| Set task |
Repeat each record below exactly as given.

| Stored rows |
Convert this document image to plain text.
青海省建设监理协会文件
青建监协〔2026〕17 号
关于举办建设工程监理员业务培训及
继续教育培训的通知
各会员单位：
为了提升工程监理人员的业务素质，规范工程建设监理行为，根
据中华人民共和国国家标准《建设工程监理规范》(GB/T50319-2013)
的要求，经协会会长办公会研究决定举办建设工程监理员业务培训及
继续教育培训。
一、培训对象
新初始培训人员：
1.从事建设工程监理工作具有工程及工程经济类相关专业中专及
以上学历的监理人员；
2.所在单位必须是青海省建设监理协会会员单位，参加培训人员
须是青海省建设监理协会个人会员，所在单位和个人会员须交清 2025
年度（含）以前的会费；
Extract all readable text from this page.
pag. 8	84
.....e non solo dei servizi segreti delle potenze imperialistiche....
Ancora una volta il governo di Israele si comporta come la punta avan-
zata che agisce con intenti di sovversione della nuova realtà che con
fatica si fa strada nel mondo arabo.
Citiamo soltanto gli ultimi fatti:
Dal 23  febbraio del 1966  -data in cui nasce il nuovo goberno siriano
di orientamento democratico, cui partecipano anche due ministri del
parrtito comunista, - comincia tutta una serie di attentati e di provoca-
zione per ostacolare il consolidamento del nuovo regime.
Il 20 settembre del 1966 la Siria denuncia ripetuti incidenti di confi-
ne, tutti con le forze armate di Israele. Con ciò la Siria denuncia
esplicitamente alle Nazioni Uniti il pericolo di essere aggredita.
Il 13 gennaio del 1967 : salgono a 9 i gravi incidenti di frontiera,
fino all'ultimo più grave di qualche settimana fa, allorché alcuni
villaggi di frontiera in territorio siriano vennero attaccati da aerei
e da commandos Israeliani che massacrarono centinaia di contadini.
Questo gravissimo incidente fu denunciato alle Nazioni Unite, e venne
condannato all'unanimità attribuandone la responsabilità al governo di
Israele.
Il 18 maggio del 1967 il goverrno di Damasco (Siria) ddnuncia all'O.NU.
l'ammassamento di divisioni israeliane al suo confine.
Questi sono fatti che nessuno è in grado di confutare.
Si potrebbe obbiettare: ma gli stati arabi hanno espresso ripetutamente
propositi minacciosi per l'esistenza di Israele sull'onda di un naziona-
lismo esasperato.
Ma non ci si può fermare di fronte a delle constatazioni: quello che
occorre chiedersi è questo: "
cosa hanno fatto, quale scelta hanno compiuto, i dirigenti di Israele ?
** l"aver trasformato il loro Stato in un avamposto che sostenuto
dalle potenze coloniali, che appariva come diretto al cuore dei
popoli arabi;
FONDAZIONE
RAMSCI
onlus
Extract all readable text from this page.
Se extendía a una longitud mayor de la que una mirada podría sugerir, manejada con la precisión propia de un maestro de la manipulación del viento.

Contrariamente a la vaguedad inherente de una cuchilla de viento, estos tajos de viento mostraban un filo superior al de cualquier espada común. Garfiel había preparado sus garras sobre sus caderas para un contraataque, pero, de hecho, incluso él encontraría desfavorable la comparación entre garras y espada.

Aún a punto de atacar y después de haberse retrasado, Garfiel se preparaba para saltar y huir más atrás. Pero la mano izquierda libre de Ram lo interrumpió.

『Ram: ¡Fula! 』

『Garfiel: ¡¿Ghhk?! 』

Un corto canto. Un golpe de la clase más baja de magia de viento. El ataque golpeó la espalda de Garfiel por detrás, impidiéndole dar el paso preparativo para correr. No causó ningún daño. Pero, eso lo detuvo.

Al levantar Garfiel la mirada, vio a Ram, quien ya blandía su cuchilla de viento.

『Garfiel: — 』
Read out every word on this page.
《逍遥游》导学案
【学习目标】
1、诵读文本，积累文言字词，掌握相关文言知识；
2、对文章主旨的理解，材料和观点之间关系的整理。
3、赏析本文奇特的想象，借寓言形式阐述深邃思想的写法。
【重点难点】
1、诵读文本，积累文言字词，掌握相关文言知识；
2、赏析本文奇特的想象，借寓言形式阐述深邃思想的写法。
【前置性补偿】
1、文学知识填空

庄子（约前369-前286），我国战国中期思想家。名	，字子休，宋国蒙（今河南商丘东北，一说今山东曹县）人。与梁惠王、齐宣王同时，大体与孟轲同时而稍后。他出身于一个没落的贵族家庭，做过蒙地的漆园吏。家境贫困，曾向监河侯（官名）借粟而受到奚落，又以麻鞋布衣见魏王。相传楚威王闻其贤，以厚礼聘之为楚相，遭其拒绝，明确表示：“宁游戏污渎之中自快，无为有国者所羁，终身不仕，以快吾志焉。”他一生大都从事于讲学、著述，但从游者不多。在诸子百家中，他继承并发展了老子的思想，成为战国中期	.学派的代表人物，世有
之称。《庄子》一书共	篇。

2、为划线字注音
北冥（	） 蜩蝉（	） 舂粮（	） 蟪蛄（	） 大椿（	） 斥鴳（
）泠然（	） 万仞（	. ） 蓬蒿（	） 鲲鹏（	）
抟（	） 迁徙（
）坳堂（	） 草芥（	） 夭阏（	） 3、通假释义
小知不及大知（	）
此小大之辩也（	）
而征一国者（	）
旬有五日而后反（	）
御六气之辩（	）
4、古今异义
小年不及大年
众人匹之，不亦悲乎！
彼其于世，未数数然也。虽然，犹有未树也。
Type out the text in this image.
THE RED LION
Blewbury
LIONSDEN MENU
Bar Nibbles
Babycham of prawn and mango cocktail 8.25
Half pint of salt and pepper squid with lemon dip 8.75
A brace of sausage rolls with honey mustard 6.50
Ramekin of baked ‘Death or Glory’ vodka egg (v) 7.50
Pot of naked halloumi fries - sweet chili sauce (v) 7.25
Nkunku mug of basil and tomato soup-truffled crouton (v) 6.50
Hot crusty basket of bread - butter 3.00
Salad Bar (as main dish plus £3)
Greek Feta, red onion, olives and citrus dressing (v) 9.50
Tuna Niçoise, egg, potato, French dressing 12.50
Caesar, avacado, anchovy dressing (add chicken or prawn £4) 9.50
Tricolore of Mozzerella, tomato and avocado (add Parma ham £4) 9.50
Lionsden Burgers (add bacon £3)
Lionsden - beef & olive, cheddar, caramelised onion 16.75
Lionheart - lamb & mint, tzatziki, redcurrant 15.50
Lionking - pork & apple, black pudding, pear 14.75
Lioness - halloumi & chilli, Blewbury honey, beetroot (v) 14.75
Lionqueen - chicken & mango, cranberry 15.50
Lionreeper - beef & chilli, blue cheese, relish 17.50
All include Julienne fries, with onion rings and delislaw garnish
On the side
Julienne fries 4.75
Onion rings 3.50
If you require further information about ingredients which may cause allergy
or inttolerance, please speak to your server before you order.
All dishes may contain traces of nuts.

| Worked answer |
Convert this document image to plain text.
青海省建设监理协会文件
青建监协〔2026〕17 号
关于举办建设工程监理员业务培训及
继续教育培训的通知
各会员单位：
为了提升工程监理人员的业务素质，规范工程建设监理行为，根
据中华人民共和国国家标准《建设工程监理规范》(GB/T50319-2013)
的要求，经协会会长办公会研究决定举办建设工程监理员业务培训及
继续教育培训。
一、培训对象
新初始培训人员：
1.从事建设工程监理工作具有工程及工程经济类相关专业中专及
以上学历的监理人员；
2.所在单位必须是青海省建设监理协会会员单位，参加培训人员
须是青海省建设监理协会个人会员，所在单位和个人会员须交清 2025
年度（含）以前的会费；
Extract all readable text from this page.
pag. 8	84
.....e non solo dei servizi segreti delle potenze imperialistiche....
Ancora una volta il governo di Israele si comporta come la punta avan-
zata che agisce con intenti di sovversione della nuova realtà che con
fatica si fa strada nel mondo arabo.
Citiamo soltanto gli ultimi fatti:
Dal 23  febbraio del 1966  -data in cui nasce il nuovo goberno siriano
di orientamento democratico, cui partecipano anche due ministri del
parrtito comunista, - comincia tutta una serie di attentati e di provoca-
zione per ostacolare il consolidamento del nuovo regime.
Il 20 settembre del 1966 la Siria denuncia ripetuti incidenti di confi-
ne, tutti con le forze armate di Israele. Con ciò la Siria denuncia
esplicitamente alle Nazioni Uniti il pericolo di essere aggredita.
Il 13 gennaio del 1967 : salgono a 9 i gravi incidenti di frontiera,
fino all'ultimo più grave di qualche settimana fa, allorché alcuni
villaggi di frontiera in territorio siriano vennero attaccati da aerei
e da commandos Israeliani che massacrarono centinaia di contadini.
Questo gravissimo incidente fu denunciato alle Nazioni Unite, e venne
condannato all'unanimità attribuandone la responsabilità al governo di
Israele.
Il 18 maggio del 1967 il goverrno di Damasco (Siria) ddnuncia all'O.NU.
l'ammassamento di divisioni israeliane al suo confine.
Questi sono fatti che nessuno è in grado di confutare.
Si potrebbe obbiettare: ma gli stati arabi hanno espresso ripetutamente
propositi minacciosi per l'esistenza di Israele sull'onda di un naziona-
lismo esasperato.
Ma non ci si può fermare di fronte a delle constatazioni: quello che
occorre chiedersi è questo: "
cosa hanno fatto, quale scelta hanno compiuto, i dirigenti di Israele ?
** l"aver trasformato il loro Stato in un avamposto che sostenuto
dalle potenze coloniali, che appariva come diretto al cuore dei
popoli arabi;
FONDAZIONE
RAMSCI
onlus
Extract all readable text from this page.
Se extendía a una longitud mayor de la que una mirada podría sugerir, manejada con la precisión propia de un maestro de la manipulación del viento.

Contrariamente a la vaguedad inherente de una cuchilla de viento, estos tajos de viento mostraban un filo superior al de cualquier espada común. Garfiel había preparado sus garras sobre sus caderas para un contraataque, pero, de hecho, incluso él encontraría desfavorable la comparación entre garras y espada.

Aún a punto de atacar y después de haberse retrasado, Garfiel se preparaba para saltar y huir más atrás. Pero la mano izquierda libre de Ram lo interrumpió.

『Ram: ¡Fula! 』

『Garfiel: ¡¿Ghhk?! 』

Un corto canto. Un golpe de la clase más baja de magia de viento. El ataque golpeó la espalda de Garfiel por detrás, impidiéndole dar el paso preparativo para correr. No causó ningún daño. Pero, eso lo detuvo.

Al levantar Garfiel la mirada, vio a Ram, quien ya blandía su cuchilla de viento.

『Garfiel: — 』
Read out every word on this page.
《逍遥游》导学案
【学习目标】
1、诵读文本，积累文言字词，掌握相关文言知识；
2、对文章主旨的理解，材料和观点之间关系的整理。
3、赏析本文奇特的想象，借寓言形式阐述深邃思想的写法。
【重点难点】
1、诵读文本，积累文言字词，掌握相关文言知识；
2、赏析本文奇特的想象，借寓言形式阐述深邃思想的写法。
【前置性补偿】
1、文学知识填空

庄子（约前369-前286），我国战国中期思想家。名	，字子休，宋国蒙（今河南商丘东北，一说今山东曹县）人。与梁惠王、齐宣王同时，大体与孟轲同时而稍后。他出身于一个没落的贵族家庭，做过蒙地的漆园吏。家境贫困，曾向监河侯（官名）借粟而受到奚落，又以麻鞋布衣见魏王。相传楚威王闻其贤，以厚礼聘之为楚相，遭其拒绝，明确表示：“宁游戏污渎之中自快，无为有国者所羁，终身不仕，以快吾志焉。”他一生大都从事于讲学、著述，但从游者不多。在诸子百家中，他继承并发展了老子的思想，成为战国中期	.学派的代表人物，世有
之称。《庄子》一书共	篇。

2、为划线字注音
北冥（	） 蜩蝉（	） 舂粮（	） 蟪蛄（	） 大椿（	） 斥鴳（
）泠然（	） 万仞（	. ） 蓬蒿（	） 鲲鹏（	）
抟（	） 迁徙（
）坳堂（	） 草芥（	） 夭阏（	） 3、通假释义
小知不及大知（	）
此小大之辩也（	）
而征一国者（	）
旬有五日而后反（	）
御六气之辩（	）
4、古今异义
小年不及大年
众人匹之，不亦悲乎！
彼其于世，未数数然也。虽然，犹有未树也。
Type out the text in this image.
THE RED LION
Blewbury
LIONSDEN MENU
Bar Nibbles
Babycham of prawn and mango cocktail 8.25
Half pint of salt and pepper squid with lemon dip 8.75
A brace of sausage rolls with honey mustard 6.50
Ramekin of baked ‘Death or Glory’ vodka egg (v) 7.50
Pot of naked halloumi fries - sweet chili sauce (v) 7.25
Nkunku mug of basil and tomato soup-truffled crouton (v) 6.50
Hot crusty basket of bread - butter 3.00
Salad Bar (as main dish plus £3)
Greek Feta, red onion, olives and citrus dressing (v) 9.50
Tuna Niçoise, egg, potato, French dressing 12.50
Caesar, avacado, anchovy dressing (add chicken or prawn £4) 9.50
Tricolore of Mozzerella, tomato and avocado (add Parma ham £4) 9.50
Lionsden Burgers (add bacon £3)
Lionsden - beef & olive, cheddar, caramelised onion 16.75
Lionheart - lamb & mint, tzatziki, redcurrant 15.50
Lionking - pork & apple, black pudding, pear 14.75
Lioness - halloumi & chilli, Blewbury honey, beetroot (v) 14.75
Lionqueen - chicken & mango, cranberry 15.50
Lionreeper - beef & chilli, blue cheese, relish 17.50
All include Julienne fries, with onion rings and delislaw garnish
On the side
Julienne fries 4.75
Onion rings 3.50
If you require further information about ingredients which may cause allergy
or inttolerance, please speak to your server before you order.
All dishes may contain traces of nuts.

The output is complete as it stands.